■ Data lines:
════════════════════
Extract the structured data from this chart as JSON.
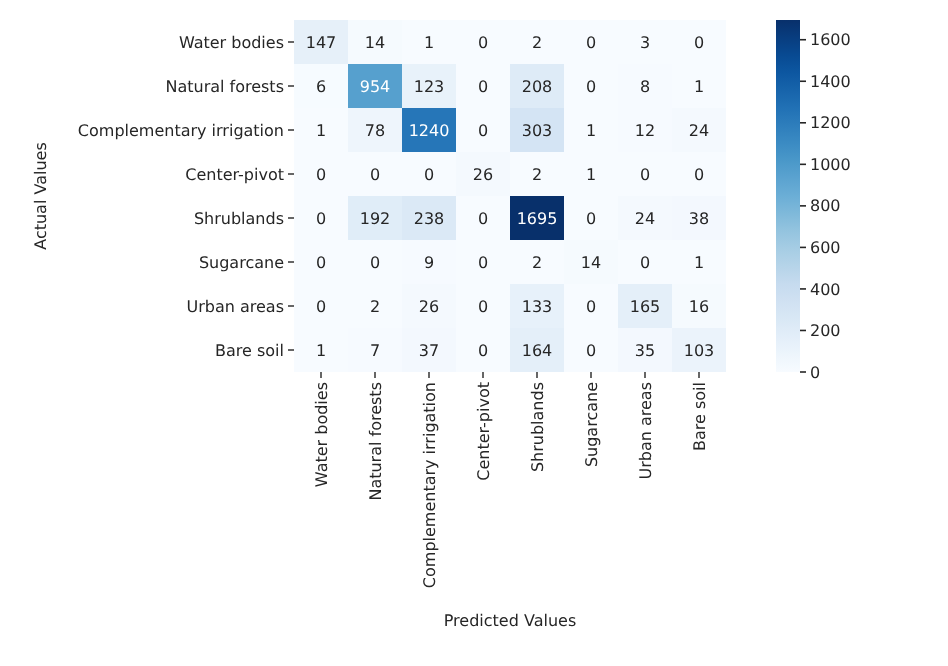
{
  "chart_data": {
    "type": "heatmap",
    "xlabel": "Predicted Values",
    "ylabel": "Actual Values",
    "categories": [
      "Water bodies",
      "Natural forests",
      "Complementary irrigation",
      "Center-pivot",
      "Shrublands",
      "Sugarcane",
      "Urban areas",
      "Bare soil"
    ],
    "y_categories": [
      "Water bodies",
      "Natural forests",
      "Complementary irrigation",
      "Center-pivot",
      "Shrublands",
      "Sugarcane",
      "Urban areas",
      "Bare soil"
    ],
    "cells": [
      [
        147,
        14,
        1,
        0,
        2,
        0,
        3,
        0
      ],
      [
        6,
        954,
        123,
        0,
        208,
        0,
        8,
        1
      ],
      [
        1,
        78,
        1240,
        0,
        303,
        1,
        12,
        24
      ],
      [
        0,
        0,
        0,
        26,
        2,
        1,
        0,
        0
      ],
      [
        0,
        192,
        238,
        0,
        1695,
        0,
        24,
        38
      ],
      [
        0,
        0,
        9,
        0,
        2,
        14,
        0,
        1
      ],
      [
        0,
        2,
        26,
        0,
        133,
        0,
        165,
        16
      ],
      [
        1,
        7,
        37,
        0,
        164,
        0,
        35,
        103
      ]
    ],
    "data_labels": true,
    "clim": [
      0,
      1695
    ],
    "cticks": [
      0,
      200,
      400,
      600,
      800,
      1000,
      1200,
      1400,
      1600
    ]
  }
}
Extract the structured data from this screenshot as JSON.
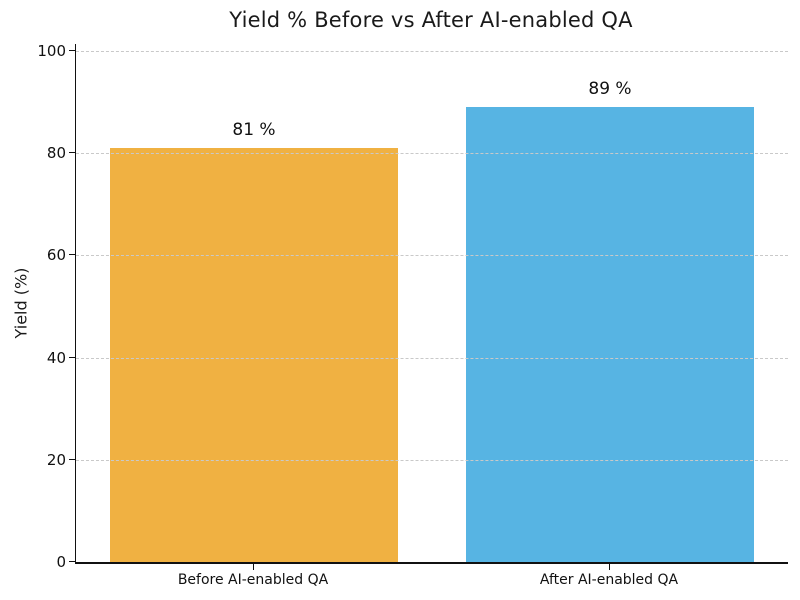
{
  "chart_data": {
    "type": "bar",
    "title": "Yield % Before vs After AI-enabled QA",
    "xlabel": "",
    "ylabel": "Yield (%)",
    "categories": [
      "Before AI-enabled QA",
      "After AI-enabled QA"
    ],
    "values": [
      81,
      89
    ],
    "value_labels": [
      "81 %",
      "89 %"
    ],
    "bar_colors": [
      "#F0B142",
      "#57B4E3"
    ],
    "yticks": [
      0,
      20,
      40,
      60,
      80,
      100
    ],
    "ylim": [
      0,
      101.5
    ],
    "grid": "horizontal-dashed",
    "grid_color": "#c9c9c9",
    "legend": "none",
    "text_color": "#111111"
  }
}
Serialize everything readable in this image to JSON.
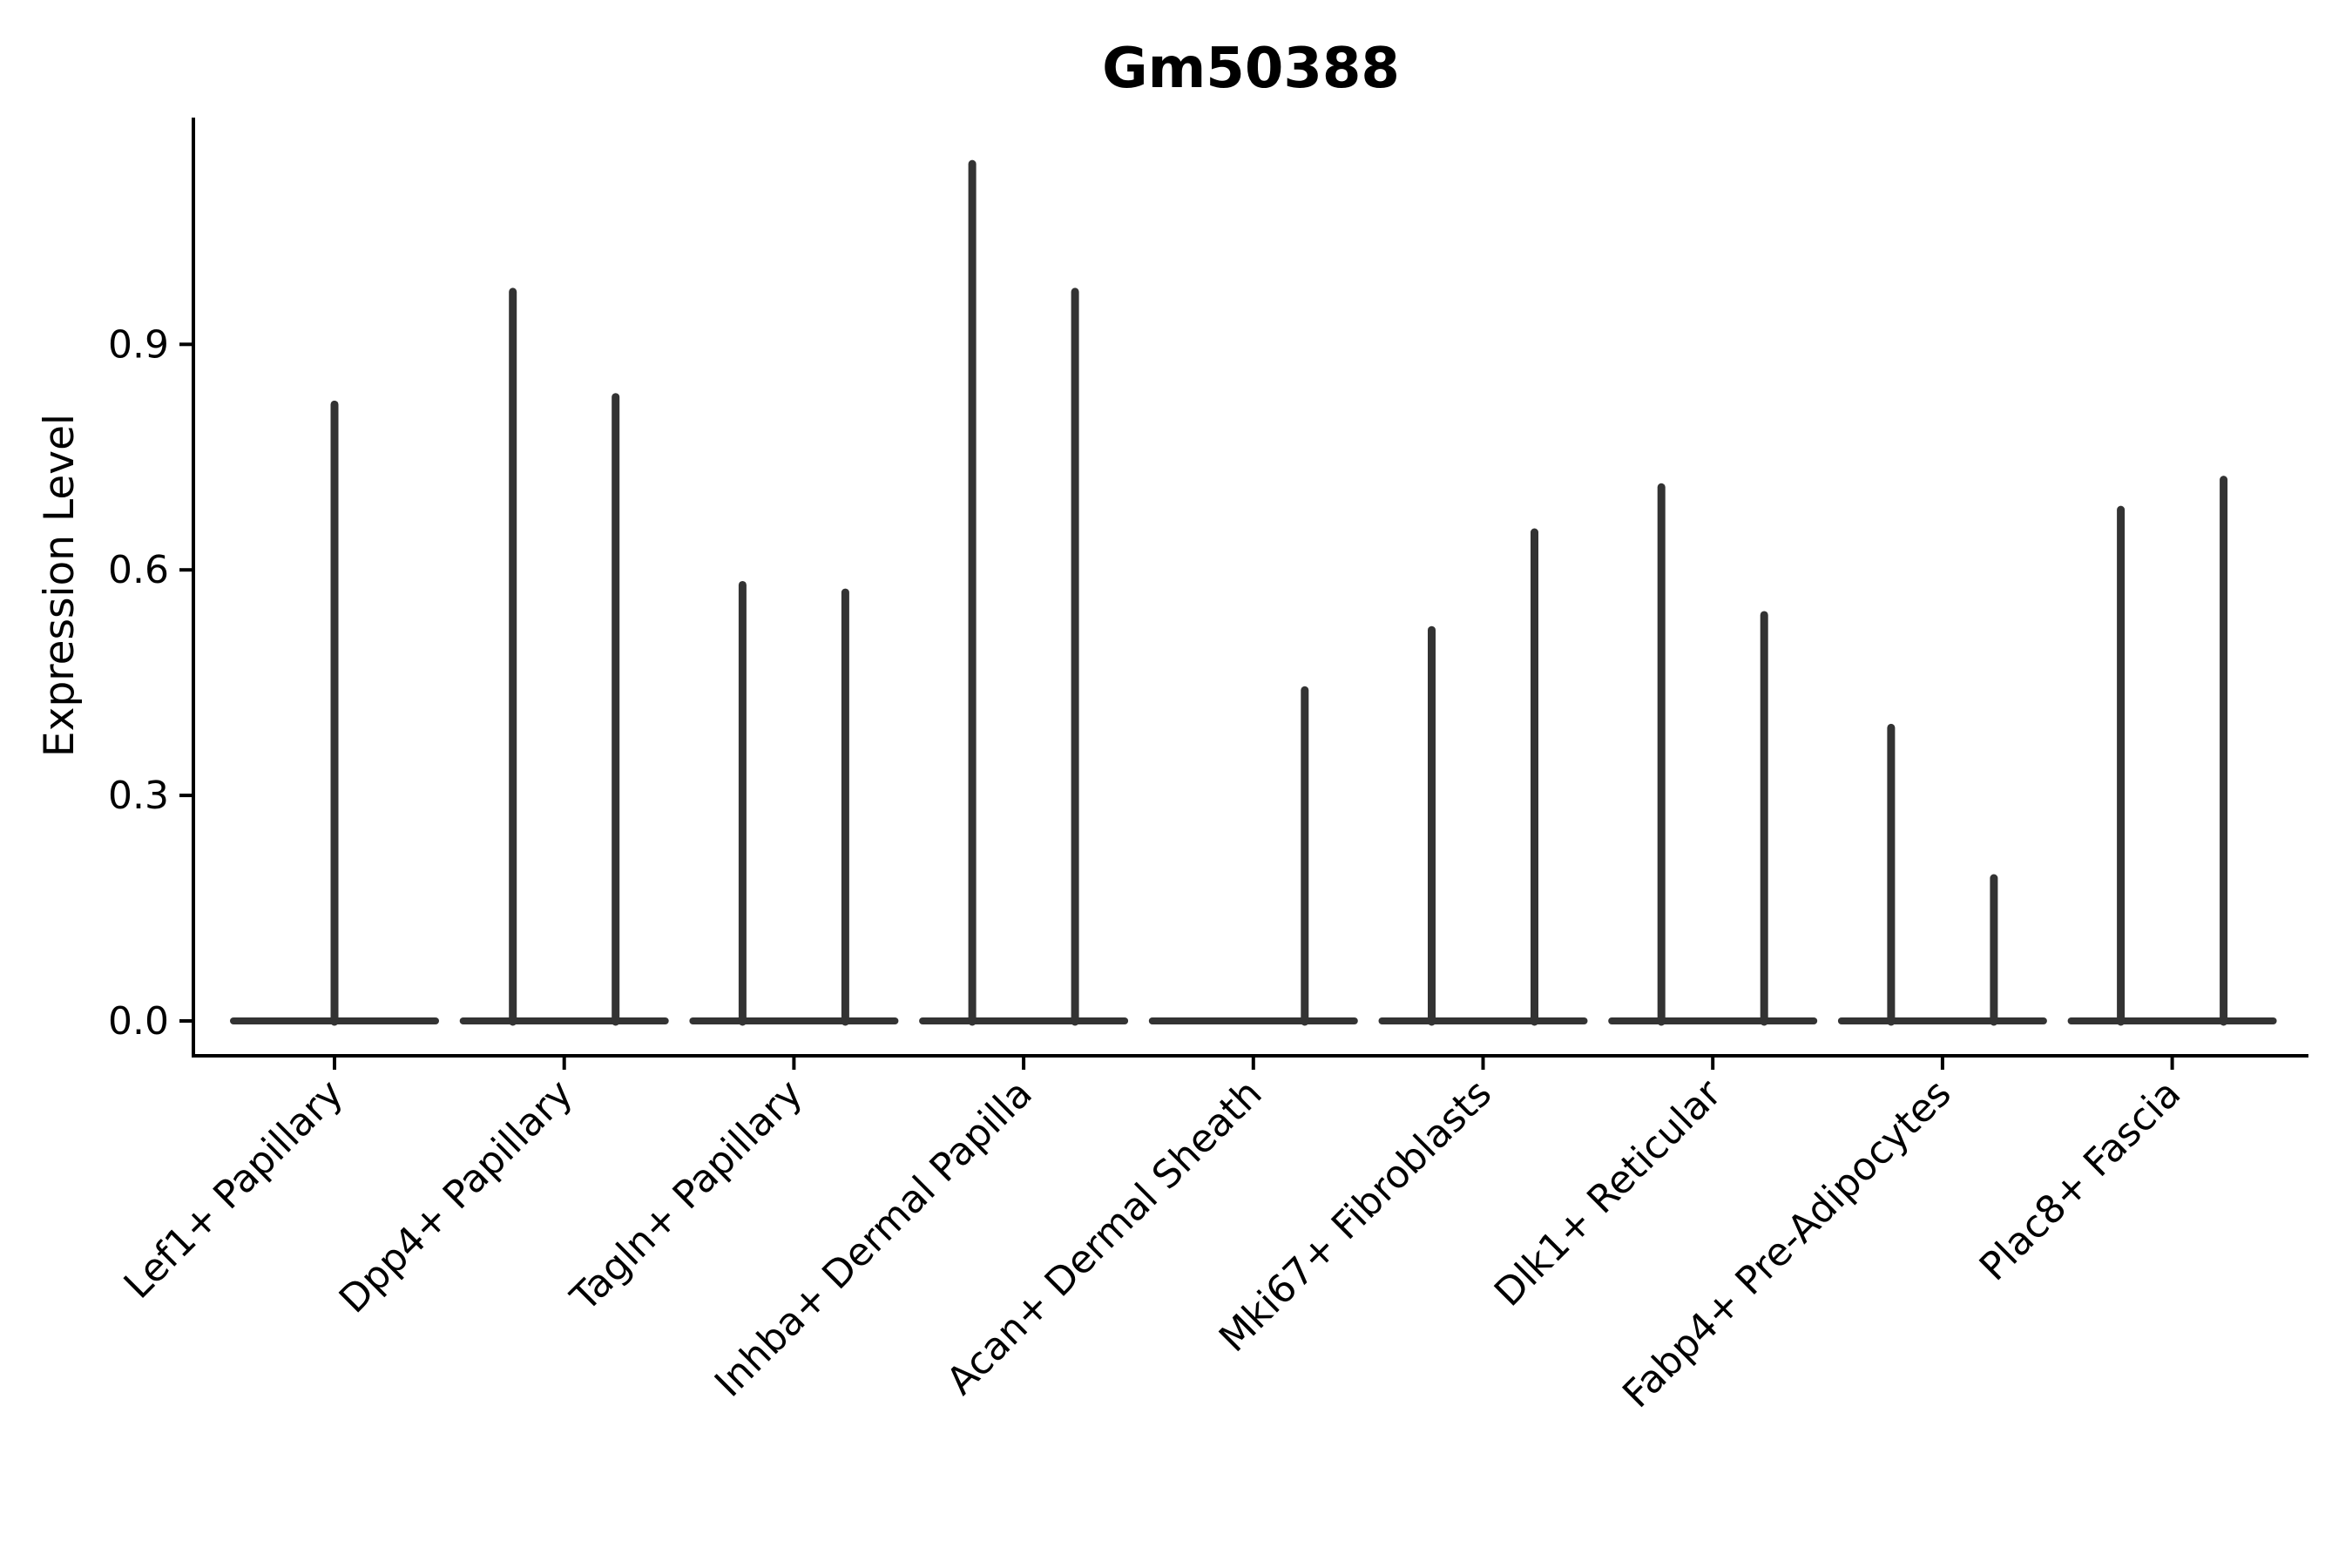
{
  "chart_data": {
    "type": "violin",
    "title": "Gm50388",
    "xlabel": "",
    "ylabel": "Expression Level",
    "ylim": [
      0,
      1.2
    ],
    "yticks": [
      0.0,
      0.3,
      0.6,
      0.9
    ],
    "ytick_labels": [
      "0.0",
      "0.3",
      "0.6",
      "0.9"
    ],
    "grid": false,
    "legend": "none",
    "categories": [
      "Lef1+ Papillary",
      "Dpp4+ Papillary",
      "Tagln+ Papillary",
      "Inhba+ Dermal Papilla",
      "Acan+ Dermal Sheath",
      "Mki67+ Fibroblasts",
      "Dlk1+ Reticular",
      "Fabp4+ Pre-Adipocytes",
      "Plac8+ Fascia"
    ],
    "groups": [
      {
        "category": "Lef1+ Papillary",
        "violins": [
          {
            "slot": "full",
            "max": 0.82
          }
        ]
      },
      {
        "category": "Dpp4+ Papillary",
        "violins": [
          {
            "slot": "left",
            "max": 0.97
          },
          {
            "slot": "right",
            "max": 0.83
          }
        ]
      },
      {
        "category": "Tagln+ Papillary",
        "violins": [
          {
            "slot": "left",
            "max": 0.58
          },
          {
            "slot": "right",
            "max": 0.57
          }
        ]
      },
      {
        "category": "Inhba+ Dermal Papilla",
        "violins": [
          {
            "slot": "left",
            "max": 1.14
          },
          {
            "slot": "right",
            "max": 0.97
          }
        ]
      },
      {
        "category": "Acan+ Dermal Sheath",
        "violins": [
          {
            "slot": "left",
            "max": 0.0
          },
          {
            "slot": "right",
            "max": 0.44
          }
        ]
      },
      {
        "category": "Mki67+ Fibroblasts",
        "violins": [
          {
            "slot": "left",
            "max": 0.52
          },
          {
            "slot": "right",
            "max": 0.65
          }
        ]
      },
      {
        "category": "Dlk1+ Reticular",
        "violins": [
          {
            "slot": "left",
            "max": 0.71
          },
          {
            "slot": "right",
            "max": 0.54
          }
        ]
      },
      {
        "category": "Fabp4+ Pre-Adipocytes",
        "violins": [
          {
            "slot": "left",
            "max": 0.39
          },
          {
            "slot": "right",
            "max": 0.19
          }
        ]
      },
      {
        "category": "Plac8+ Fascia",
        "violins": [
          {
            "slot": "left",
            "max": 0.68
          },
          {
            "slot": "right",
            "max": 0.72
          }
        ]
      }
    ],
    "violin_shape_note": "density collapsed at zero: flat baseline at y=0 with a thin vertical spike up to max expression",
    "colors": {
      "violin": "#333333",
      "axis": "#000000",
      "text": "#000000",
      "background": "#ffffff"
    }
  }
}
════════════════════
■ Goal of the exercise: Set each line of the records down exactly, leaving every picture out.

■ Solution:
Extract the structured data from this chart as JSON.
{
  "chart_data": {
    "type": "heatmap",
    "xlabel": "Predicted Values",
    "ylabel": "Actual Values",
    "categories": [
      "Water bodies",
      "Natural forests",
      "Complementary irrigation",
      "Center-pivot",
      "Shrublands",
      "Sugarcane",
      "Urban areas",
      "Bare soil"
    ],
    "y_categories": [
      "Water bodies",
      "Natural forests",
      "Complementary irrigation",
      "Center-pivot",
      "Shrublands",
      "Sugarcane",
      "Urban areas",
      "Bare soil"
    ],
    "cells": [
      [
        147,
        14,
        1,
        0,
        2,
        0,
        3,
        0
      ],
      [
        6,
        954,
        123,
        0,
        208,
        0,
        8,
        1
      ],
      [
        1,
        78,
        1240,
        0,
        303,
        1,
        12,
        24
      ],
      [
        0,
        0,
        0,
        26,
        2,
        1,
        0,
        0
      ],
      [
        0,
        192,
        238,
        0,
        1695,
        0,
        24,
        38
      ],
      [
        0,
        0,
        9,
        0,
        2,
        14,
        0,
        1
      ],
      [
        0,
        2,
        26,
        0,
        133,
        0,
        165,
        16
      ],
      [
        1,
        7,
        37,
        0,
        164,
        0,
        35,
        103
      ]
    ],
    "data_labels": true,
    "clim": [
      0,
      1695
    ],
    "cticks": [
      0,
      200,
      400,
      600,
      800,
      1000,
      1200,
      1400,
      1600
    ]
  }
}
Extract the structured data from this screenshot as JSON.
{
  "chart_data": {
    "type": "bar",
    "title": "Yield % Before vs After AI-enabled QA",
    "xlabel": "",
    "ylabel": "Yield (%)",
    "categories": [
      "Before AI-enabled QA",
      "After AI-enabled QA"
    ],
    "values": [
      81,
      89
    ],
    "value_labels": [
      "81 %",
      "89 %"
    ],
    "bar_colors": [
      "#F0B142",
      "#57B4E3"
    ],
    "yticks": [
      0,
      20,
      40,
      60,
      80,
      100
    ],
    "ylim": [
      0,
      101.5
    ],
    "grid": "horizontal-dashed",
    "grid_color": "#c9c9c9",
    "legend": "none",
    "text_color": "#111111"
  }
}
Serialize everything readable in this image to JSON.
{
  "chart_data": {
    "type": "violin",
    "title": "Gm50388",
    "xlabel": "",
    "ylabel": "Expression Level",
    "ylim": [
      0,
      1.2
    ],
    "yticks": [
      0.0,
      0.3,
      0.6,
      0.9
    ],
    "ytick_labels": [
      "0.0",
      "0.3",
      "0.6",
      "0.9"
    ],
    "grid": false,
    "legend": "none",
    "categories": [
      "Lef1+ Papillary",
      "Dpp4+ Papillary",
      "Tagln+ Papillary",
      "Inhba+ Dermal Papilla",
      "Acan+ Dermal Sheath",
      "Mki67+ Fibroblasts",
      "Dlk1+ Reticular",
      "Fabp4+ Pre-Adipocytes",
      "Plac8+ Fascia"
    ],
    "groups": [
      {
        "category": "Lef1+ Papillary",
        "violins": [
          {
            "slot": "full",
            "max": 0.82
          }
        ]
      },
      {
        "category": "Dpp4+ Papillary",
        "violins": [
          {
            "slot": "left",
            "max": 0.97
          },
          {
            "slot": "right",
            "max": 0.83
          }
        ]
      },
      {
        "category": "Tagln+ Papillary",
        "violins": [
          {
            "slot": "left",
            "max": 0.58
          },
          {
            "slot": "right",
            "max": 0.57
          }
        ]
      },
      {
        "category": "Inhba+ Dermal Papilla",
        "violins": [
          {
            "slot": "left",
            "max": 1.14
          },
          {
            "slot": "right",
            "max": 0.97
          }
        ]
      },
      {
        "category": "Acan+ Dermal Sheath",
        "violins": [
          {
            "slot": "left",
            "max": 0.0
          },
          {
            "slot": "right",
            "max": 0.44
          }
        ]
      },
      {
        "category": "Mki67+ Fibroblasts",
        "violins": [
          {
            "slot": "left",
            "max": 0.52
          },
          {
            "slot": "right",
            "max": 0.65
          }
        ]
      },
      {
        "category": "Dlk1+ Reticular",
        "violins": [
          {
            "slot": "left",
            "max": 0.71
          },
          {
            "slot": "right",
            "max": 0.54
          }
        ]
      },
      {
        "category": "Fabp4+ Pre-Adipocytes",
        "violins": [
          {
            "slot": "left",
            "max": 0.39
          },
          {
            "slot": "right",
            "max": 0.19
          }
        ]
      },
      {
        "category": "Plac8+ Fascia",
        "violins": [
          {
            "slot": "left",
            "max": 0.68
          },
          {
            "slot": "right",
            "max": 0.72
          }
        ]
      }
    ],
    "violin_shape_note": "density collapsed at zero: flat baseline at y=0 with a thin vertical spike up to max expression",
    "colors": {
      "violin": "#333333",
      "axis": "#000000",
      "text": "#000000",
      "background": "#ffffff"
    }
  }
}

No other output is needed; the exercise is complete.